• Exercise: In the material, take the stretch from the line containing "What elements are" through the line containing "x-tick-label: 100 <box>737 266 761 281</box>", and write those lines out again with "x-tick-label" replaced by "x-axis-label" throughout and nothing else changed.

• Entries shown:
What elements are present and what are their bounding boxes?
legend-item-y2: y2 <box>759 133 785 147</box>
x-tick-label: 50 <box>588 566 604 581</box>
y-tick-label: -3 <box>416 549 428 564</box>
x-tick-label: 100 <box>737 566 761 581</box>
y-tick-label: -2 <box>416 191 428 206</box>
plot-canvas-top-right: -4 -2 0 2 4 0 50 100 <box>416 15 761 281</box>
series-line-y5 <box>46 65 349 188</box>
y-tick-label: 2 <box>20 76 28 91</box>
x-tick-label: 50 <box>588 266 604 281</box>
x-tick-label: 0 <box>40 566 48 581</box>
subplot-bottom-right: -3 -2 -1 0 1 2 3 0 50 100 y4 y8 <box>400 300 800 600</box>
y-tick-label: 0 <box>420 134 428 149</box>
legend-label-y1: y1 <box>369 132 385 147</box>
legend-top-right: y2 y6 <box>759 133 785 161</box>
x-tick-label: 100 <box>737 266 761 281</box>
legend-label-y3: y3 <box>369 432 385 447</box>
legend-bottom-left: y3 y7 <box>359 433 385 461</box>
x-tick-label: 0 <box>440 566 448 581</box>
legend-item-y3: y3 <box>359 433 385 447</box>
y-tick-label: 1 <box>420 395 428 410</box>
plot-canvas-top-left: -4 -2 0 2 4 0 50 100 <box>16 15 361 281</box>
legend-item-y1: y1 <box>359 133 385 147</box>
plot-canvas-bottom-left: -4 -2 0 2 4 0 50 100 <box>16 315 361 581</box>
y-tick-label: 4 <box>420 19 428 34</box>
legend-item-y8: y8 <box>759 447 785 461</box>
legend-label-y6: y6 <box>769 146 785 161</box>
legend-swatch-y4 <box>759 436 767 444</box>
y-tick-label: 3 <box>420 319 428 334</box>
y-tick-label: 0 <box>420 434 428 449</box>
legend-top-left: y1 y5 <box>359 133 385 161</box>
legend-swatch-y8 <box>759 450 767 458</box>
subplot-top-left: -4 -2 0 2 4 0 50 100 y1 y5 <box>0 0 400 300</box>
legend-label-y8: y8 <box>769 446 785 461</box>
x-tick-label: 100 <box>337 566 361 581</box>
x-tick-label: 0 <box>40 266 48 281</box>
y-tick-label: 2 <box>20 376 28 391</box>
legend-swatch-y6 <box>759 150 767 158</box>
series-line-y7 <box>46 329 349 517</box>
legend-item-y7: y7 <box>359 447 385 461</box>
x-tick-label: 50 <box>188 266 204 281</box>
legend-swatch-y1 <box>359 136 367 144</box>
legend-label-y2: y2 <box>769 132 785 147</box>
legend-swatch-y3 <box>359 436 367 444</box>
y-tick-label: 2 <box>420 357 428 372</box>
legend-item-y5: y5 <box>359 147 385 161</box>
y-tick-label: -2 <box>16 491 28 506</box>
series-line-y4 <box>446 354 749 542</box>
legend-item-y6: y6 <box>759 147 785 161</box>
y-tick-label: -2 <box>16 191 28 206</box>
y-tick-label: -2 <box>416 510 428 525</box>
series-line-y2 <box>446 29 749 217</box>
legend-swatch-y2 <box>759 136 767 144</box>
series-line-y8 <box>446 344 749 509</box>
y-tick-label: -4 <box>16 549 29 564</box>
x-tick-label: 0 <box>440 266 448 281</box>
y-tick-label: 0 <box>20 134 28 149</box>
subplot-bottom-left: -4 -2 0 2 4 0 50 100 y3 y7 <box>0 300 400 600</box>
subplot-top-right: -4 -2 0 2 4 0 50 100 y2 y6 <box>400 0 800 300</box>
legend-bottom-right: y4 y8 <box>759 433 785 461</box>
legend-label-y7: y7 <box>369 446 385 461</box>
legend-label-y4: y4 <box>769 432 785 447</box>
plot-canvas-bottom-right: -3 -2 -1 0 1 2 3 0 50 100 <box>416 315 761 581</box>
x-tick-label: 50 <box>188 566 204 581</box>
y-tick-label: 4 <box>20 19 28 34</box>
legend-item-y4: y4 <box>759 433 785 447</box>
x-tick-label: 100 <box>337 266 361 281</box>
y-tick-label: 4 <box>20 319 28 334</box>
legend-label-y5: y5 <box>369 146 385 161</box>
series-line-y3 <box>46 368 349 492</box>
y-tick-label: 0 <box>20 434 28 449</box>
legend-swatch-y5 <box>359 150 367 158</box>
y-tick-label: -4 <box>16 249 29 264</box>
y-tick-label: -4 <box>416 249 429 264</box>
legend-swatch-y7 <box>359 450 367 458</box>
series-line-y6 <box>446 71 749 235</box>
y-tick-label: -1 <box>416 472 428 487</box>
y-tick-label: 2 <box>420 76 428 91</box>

...

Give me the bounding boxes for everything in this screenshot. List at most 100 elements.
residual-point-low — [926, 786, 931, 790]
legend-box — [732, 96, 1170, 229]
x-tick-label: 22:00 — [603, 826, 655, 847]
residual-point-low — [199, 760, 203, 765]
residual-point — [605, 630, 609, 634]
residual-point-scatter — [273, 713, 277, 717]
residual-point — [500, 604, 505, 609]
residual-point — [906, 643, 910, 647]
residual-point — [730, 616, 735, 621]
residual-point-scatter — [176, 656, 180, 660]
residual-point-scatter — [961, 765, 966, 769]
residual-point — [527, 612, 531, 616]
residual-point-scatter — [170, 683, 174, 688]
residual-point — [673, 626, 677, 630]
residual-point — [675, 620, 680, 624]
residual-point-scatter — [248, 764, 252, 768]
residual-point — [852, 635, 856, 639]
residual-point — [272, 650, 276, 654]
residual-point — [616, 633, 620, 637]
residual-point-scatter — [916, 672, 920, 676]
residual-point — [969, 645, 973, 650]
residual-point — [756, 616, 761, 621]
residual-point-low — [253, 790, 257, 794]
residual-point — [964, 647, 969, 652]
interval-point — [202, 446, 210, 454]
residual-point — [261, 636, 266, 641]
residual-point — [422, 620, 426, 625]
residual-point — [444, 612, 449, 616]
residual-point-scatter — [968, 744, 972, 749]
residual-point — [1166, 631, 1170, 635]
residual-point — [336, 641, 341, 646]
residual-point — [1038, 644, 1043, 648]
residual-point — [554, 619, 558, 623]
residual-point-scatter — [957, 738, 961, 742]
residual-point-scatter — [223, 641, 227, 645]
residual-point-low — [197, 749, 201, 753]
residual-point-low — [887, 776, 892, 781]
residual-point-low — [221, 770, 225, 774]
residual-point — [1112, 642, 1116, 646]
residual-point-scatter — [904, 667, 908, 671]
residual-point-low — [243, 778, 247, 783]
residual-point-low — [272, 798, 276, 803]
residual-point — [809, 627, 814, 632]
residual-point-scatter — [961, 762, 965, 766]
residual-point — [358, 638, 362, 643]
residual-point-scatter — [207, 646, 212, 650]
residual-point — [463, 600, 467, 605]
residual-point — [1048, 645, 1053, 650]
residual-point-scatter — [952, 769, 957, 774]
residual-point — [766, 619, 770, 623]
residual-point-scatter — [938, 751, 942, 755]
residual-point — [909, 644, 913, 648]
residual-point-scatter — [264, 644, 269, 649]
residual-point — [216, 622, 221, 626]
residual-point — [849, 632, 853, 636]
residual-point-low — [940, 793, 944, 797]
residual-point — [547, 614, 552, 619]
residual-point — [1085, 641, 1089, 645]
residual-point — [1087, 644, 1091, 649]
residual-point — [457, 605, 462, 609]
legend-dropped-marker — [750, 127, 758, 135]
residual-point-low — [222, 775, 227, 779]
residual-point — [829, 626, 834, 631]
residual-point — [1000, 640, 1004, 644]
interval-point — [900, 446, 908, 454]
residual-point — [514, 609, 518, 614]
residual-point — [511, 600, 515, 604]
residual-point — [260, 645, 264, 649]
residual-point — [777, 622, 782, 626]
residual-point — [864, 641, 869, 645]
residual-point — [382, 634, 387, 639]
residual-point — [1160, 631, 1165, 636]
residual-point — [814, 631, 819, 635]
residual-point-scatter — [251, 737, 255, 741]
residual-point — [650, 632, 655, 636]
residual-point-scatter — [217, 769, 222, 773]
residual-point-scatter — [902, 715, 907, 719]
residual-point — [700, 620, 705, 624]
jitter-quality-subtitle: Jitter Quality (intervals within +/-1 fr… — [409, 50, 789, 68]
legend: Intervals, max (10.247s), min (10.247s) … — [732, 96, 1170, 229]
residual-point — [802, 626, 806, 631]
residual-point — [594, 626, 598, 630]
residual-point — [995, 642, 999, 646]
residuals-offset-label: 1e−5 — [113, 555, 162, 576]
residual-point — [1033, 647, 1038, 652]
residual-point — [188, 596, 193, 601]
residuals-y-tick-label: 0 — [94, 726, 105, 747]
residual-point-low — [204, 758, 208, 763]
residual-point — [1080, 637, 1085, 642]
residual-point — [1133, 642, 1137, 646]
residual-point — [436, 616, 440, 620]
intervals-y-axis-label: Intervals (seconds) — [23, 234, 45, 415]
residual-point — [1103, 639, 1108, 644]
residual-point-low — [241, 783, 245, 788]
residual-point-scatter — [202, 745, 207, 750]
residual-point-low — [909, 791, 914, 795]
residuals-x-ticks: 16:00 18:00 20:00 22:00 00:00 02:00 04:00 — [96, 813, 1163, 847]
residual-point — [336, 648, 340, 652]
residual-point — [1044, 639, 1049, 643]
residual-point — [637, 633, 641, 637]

...

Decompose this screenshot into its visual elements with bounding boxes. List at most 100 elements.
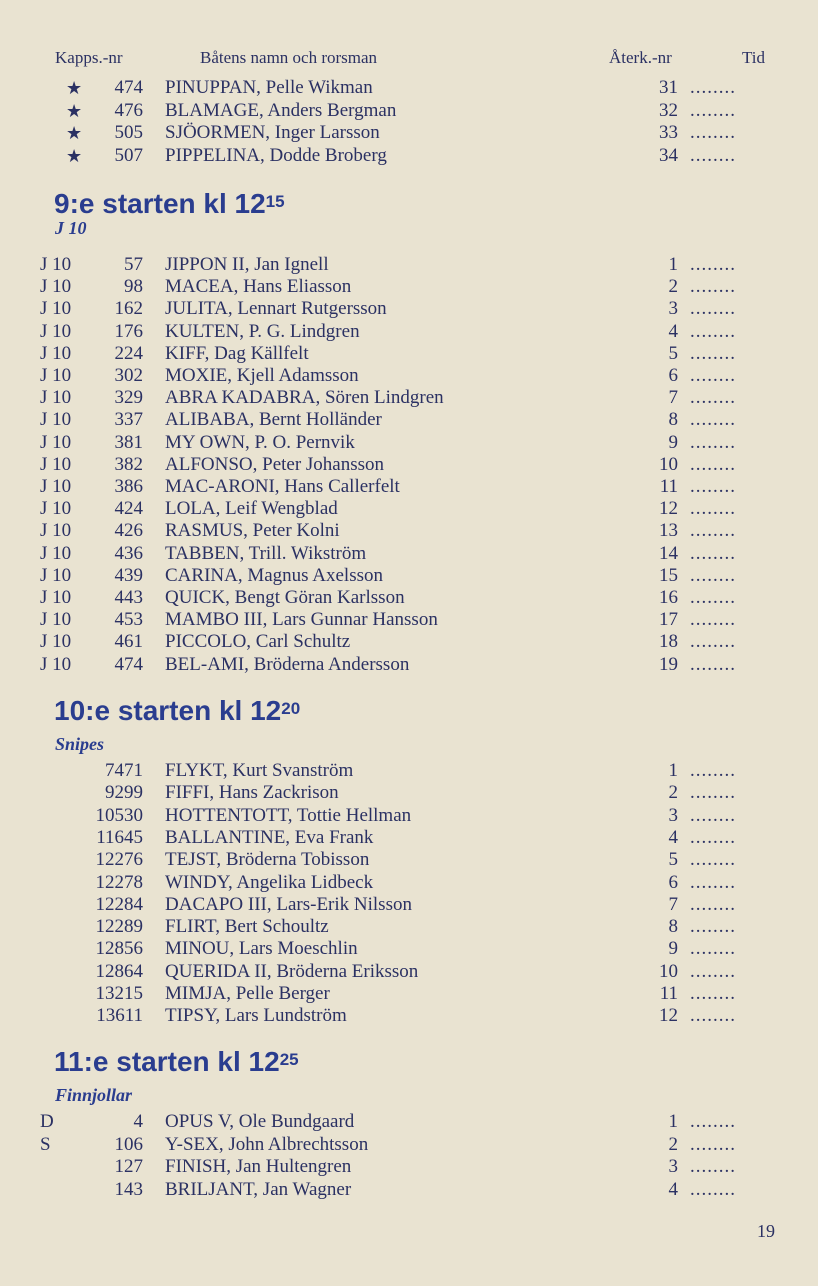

• Written answer:
What elements are present and what are their bounding boxes?
legend-item-y2: y2 <box>759 133 785 147</box>
x-axis-label: 50 <box>588 566 604 581</box>
y-tick-label: -3 <box>416 549 428 564</box>
x-axis-label: 100 <box>737 566 761 581</box>
y-tick-label: -2 <box>416 191 428 206</box>
plot-canvas-top-right: -4 -2 0 2 4 0 50 100 <box>416 15 761 281</box>
series-line-y5 <box>46 65 349 188</box>
y-tick-label: 2 <box>20 76 28 91</box>
x-axis-label: 50 <box>588 266 604 281</box>
x-axis-label: 0 <box>40 566 48 581</box>
subplot-bottom-right: -3 -2 -1 0 1 2 3 0 50 100 y4 y8 <box>400 300 800 600</box>
y-tick-label: 0 <box>420 134 428 149</box>
legend-label-y1: y1 <box>369 132 385 147</box>
legend-top-right: y2 y6 <box>759 133 785 161</box>
x-axis-label: 100 <box>737 266 761 281</box>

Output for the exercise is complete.